:: INSTRUCTION ::
Write each line out again exactly as written.

:: INFORMATION SUPPLIED ::
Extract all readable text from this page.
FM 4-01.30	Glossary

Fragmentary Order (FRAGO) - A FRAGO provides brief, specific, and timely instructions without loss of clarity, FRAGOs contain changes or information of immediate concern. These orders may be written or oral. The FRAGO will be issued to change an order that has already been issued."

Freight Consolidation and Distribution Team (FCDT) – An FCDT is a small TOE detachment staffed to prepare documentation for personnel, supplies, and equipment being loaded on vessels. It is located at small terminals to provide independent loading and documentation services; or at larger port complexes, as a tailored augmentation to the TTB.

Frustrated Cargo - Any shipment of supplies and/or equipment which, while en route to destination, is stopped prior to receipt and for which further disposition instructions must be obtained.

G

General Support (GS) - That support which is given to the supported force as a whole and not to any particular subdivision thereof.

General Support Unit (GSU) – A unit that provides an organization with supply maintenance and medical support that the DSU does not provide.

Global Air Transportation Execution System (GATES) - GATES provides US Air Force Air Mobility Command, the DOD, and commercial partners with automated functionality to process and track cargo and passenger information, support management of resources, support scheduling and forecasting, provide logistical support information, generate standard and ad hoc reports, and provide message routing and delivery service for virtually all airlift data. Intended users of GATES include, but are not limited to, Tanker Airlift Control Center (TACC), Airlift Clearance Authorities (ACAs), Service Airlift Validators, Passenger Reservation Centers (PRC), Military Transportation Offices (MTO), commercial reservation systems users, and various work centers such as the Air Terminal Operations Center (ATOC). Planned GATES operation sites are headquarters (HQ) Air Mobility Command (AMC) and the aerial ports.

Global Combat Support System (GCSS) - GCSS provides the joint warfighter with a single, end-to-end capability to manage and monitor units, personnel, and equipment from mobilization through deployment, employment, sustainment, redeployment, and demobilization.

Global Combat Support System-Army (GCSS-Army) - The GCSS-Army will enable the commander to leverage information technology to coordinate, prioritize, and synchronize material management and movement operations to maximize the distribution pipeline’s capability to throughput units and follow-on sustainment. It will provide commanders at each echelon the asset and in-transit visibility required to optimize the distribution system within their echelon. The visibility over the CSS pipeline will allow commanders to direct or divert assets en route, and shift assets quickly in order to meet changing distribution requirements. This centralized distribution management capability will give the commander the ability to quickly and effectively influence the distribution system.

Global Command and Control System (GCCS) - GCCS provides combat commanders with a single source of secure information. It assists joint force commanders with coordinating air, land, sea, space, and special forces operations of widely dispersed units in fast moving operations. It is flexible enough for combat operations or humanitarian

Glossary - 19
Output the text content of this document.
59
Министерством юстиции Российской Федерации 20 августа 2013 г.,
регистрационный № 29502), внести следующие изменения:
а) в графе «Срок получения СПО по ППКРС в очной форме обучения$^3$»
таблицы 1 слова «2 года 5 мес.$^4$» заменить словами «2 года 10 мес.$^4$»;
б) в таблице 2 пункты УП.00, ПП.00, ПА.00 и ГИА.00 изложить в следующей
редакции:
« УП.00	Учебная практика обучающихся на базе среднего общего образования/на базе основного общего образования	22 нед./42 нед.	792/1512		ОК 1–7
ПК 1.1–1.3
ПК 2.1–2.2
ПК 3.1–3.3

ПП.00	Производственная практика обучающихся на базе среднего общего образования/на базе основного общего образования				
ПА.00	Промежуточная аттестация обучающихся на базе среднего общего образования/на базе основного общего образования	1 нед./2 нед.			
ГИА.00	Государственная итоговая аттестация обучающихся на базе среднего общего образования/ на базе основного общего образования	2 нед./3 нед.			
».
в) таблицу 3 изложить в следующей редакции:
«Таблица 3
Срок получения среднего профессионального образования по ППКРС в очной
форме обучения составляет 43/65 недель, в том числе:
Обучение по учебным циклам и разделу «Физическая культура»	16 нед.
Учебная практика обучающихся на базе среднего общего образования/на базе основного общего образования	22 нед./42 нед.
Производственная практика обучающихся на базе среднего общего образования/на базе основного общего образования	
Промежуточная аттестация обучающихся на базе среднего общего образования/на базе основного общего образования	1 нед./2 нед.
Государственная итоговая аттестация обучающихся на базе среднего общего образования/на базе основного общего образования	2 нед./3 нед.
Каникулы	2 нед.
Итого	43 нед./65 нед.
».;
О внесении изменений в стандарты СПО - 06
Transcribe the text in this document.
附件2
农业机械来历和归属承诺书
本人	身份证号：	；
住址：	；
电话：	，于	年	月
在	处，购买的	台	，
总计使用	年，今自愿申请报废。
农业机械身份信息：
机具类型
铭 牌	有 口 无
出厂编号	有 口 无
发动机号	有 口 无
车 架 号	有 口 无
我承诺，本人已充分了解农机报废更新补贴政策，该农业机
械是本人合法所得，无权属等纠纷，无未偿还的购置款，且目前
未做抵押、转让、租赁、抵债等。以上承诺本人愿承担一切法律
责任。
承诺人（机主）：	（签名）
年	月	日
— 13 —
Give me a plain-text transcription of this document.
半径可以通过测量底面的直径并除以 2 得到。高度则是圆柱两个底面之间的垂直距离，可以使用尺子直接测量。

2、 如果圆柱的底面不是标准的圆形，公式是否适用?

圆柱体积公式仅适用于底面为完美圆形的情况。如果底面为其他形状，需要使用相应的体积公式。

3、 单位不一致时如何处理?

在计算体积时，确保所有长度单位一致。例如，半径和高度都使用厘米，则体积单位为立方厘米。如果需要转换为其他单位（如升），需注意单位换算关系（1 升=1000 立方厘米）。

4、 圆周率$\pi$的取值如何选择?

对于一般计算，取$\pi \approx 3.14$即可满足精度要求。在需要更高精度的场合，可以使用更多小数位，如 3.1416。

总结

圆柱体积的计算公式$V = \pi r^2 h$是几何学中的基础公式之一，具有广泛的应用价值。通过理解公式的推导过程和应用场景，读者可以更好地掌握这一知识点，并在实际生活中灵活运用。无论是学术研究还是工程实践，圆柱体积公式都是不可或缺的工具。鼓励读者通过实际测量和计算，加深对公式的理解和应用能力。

:: EXPECTED ANSWER ::
Extract all readable text from this page.
FM 4-01.30	Glossary

Fragmentary Order (FRAGO) - A FRAGO provides brief, specific, and timely instructions without loss of clarity, FRAGOs contain changes or information of immediate concern. These orders may be written or oral. The FRAGO will be issued to change an order that has already been issued."

Freight Consolidation and Distribution Team (FCDT) – An FCDT is a small TOE detachment staffed to prepare documentation for personnel, supplies, and equipment being loaded on vessels. It is located at small terminals to provide independent loading and documentation services; or at larger port complexes, as a tailored augmentation to the TTB.

Frustrated Cargo - Any shipment of supplies and/or equipment which, while en route to destination, is stopped prior to receipt and for which further disposition instructions must be obtained.

G

General Support (GS) - That support which is given to the supported force as a whole and not to any particular subdivision thereof.

General Support Unit (GSU) – A unit that provides an organization with supply maintenance and medical support that the DSU does not provide.

Global Air Transportation Execution System (GATES) - GATES provides US Air Force Air Mobility Command, the DOD, and commercial partners with automated functionality to process and track cargo and passenger information, support management of resources, support scheduling and forecasting, provide logistical support information, generate standard and ad hoc reports, and provide message routing and delivery service for virtually all airlift data. Intended users of GATES include, but are not limited to, Tanker Airlift Control Center (TACC), Airlift Clearance Authorities (ACAs), Service Airlift Validators, Passenger Reservation Centers (PRC), Military Transportation Offices (MTO), commercial reservation systems users, and various work centers such as the Air Terminal Operations Center (ATOC). Planned GATES operation sites are headquarters (HQ) Air Mobility Command (AMC) and the aerial ports.

Global Combat Support System (GCSS) - GCSS provides the joint warfighter with a single, end-to-end capability to manage and monitor units, personnel, and equipment from mobilization through deployment, employment, sustainment, redeployment, and demobilization.

Global Combat Support System-Army (GCSS-Army) - The GCSS-Army will enable the commander to leverage information technology to coordinate, prioritize, and synchronize material management and movement operations to maximize the distribution pipeline’s capability to throughput units and follow-on sustainment. It will provide commanders at each echelon the asset and in-transit visibility required to optimize the distribution system within their echelon. The visibility over the CSS pipeline will allow commanders to direct or divert assets en route, and shift assets quickly in order to meet changing distribution requirements. This centralized distribution management capability will give the commander the ability to quickly and effectively influence the distribution system.

Global Command and Control System (GCCS) - GCCS provides combat commanders with a single source of secure information. It assists joint force commanders with coordinating air, land, sea, space, and special forces operations of widely dispersed units in fast moving operations. It is flexible enough for combat operations or humanitarian

Glossary - 19
Output the text content of this document.
59
Министерством юстиции Российской Федерации 20 августа 2013 г.,
регистрационный № 29502), внести следующие изменения:
а) в графе «Срок получения СПО по ППКРС в очной форме обучения$^3$»
таблицы 1 слова «2 года 5 мес.$^4$» заменить словами «2 года 10 мес.$^4$»;
б) в таблице 2 пункты УП.00, ПП.00, ПА.00 и ГИА.00 изложить в следующей
редакции:
« УП.00	Учебная практика обучающихся на базе среднего общего образования/на базе основного общего образования	22 нед./42 нед.	792/1512		ОК 1–7
ПК 1.1–1.3
ПК 2.1–2.2
ПК 3.1–3.3

ПП.00	Производственная практика обучающихся на базе среднего общего образования/на базе основного общего образования				
ПА.00	Промежуточная аттестация обучающихся на базе среднего общего образования/на базе основного общего образования	1 нед./2 нед.			
ГИА.00	Государственная итоговая аттестация обучающихся на базе среднего общего образования/ на базе основного общего образования	2 нед./3 нед.			
».
в) таблицу 3 изложить в следующей редакции:
«Таблица 3
Срок получения среднего профессионального образования по ППКРС в очной
форме обучения составляет 43/65 недель, в том числе:
Обучение по учебным циклам и разделу «Физическая культура»	16 нед.
Учебная практика обучающихся на базе среднего общего образования/на базе основного общего образования	22 нед./42 нед.
Производственная практика обучающихся на базе среднего общего образования/на базе основного общего образования	
Промежуточная аттестация обучающихся на базе среднего общего образования/на базе основного общего образования	1 нед./2 нед.
Государственная итоговая аттестация обучающихся на базе среднего общего образования/на базе основного общего образования	2 нед./3 нед.
Каникулы	2 нед.
Итого	43 нед./65 нед.
».;
О внесении изменений в стандарты СПО - 06
Transcribe the text in this document.
附件2
农业机械来历和归属承诺书
本人	身份证号：	；
住址：	；
电话：	，于	年	月
在	处，购买的	台	，
总计使用	年，今自愿申请报废。
农业机械身份信息：
机具类型
铭 牌	有 口 无
出厂编号	有 口 无
发动机号	有 口 无
车 架 号	有 口 无
我承诺，本人已充分了解农机报废更新补贴政策，该农业机
械是本人合法所得，无权属等纠纷，无未偿还的购置款，且目前
未做抵押、转让、租赁、抵债等。以上承诺本人愿承担一切法律
责任。
承诺人（机主）：	（签名）
年	月	日
— 13 —
Give me a plain-text transcription of this document.
半径可以通过测量底面的直径并除以 2 得到。高度则是圆柱两个底面之间的垂直距离，可以使用尺子直接测量。

2、 如果圆柱的底面不是标准的圆形，公式是否适用?

圆柱体积公式仅适用于底面为完美圆形的情况。如果底面为其他形状，需要使用相应的体积公式。

3、 单位不一致时如何处理?

在计算体积时，确保所有长度单位一致。例如，半径和高度都使用厘米，则体积单位为立方厘米。如果需要转换为其他单位（如升），需注意单位换算关系（1 升=1000 立方厘米）。

4、 圆周率$\pi$的取值如何选择?

对于一般计算，取$\pi \approx 3.14$即可满足精度要求。在需要更高精度的场合，可以使用更多小数位，如 3.1416。

总结

圆柱体积的计算公式$V = \pi r^2 h$是几何学中的基础公式之一，具有广泛的应用价值。通过理解公式的推导过程和应用场景，读者可以更好地掌握这一知识点，并在实际生活中灵活运用。无论是学术研究还是工程实践，圆柱体积公式都是不可或缺的工具。鼓励读者通过实际测量和计算，加深对公式的理解和应用能力。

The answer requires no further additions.